::: PROVIDED PASSAGE
No challenge to the validity of the warrants was raised in the pleadings. The
attempt on behalf of the plaintiffs to rely on such alleged irregularity for the first
time in argument at the conclusion of the matter cannot be countenanced. Mr
Kemp, who appeared on behalf of the plaintiffs, argued that the law should be
developed in accordance with the values of the Constitution to hold to that a
warrant is not a complete defence where the investigating officer knew or should
have known that an arrest was not necessary as a means of ensuring the
attendance of accused persons in court. He also contended that the existing
authority do not address the situation where the arresting officer and the officer
requesting the issue of the warrant are the same person.
::::::
::: SUPPLIED MATERIAL
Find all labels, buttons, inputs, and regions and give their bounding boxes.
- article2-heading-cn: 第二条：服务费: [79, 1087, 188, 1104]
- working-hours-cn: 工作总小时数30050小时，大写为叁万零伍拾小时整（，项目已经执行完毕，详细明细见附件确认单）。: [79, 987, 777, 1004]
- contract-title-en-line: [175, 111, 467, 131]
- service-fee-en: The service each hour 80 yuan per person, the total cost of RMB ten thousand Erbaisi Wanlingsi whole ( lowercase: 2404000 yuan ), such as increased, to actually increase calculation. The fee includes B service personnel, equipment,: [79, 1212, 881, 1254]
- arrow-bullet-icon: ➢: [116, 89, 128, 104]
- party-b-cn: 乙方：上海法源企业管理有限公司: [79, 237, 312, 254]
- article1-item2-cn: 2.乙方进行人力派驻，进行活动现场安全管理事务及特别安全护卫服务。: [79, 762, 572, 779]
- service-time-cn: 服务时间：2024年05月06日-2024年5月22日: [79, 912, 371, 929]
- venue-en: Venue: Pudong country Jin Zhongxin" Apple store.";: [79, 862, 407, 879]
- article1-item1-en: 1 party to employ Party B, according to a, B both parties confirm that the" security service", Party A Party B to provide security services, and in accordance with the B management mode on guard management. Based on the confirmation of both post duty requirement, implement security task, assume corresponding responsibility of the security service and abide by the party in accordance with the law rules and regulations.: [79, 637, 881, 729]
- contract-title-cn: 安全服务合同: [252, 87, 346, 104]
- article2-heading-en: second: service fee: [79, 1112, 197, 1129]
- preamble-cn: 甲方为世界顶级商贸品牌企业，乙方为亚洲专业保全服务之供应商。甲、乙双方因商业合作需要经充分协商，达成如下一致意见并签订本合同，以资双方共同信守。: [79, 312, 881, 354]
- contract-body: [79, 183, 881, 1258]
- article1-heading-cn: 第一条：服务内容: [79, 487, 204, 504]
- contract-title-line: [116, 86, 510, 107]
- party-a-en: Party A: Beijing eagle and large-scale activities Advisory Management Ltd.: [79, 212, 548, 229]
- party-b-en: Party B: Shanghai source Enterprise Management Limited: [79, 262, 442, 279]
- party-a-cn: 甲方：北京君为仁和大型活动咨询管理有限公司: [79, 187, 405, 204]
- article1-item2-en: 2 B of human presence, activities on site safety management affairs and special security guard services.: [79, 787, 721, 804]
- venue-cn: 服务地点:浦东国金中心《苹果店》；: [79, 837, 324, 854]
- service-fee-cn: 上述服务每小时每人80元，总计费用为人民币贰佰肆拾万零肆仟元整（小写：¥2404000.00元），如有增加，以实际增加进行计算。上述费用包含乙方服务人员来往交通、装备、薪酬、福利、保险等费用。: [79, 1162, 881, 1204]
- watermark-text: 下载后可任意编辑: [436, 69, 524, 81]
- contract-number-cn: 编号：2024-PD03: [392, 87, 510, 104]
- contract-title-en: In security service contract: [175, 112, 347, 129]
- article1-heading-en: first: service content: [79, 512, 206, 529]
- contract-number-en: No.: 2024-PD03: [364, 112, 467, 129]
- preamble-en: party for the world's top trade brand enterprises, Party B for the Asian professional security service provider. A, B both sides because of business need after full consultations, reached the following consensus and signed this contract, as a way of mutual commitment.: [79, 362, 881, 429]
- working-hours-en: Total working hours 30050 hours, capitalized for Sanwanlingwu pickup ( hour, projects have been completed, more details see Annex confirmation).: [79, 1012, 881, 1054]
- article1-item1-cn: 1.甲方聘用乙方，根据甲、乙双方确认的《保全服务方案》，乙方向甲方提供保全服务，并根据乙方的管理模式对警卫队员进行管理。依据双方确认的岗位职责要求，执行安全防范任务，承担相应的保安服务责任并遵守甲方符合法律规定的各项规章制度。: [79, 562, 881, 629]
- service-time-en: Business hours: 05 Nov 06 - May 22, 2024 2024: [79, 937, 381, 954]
::::::
STATED TASK:
Answer these questions using the passage on the arrest warrants.
1. In what were no challenges to the validity of the warrants raised?
2. Who appeared on behalf of the plaintiffs?
3. According to the plaintiffs' representative, what situation does the existing authority not address?

OUTPUT OF THE EXERCISE:
1. In the pleadings.
2. Mr Kemp.
3. The situation where the arresting officer and the officer requesting the issue of the warrant are the same person.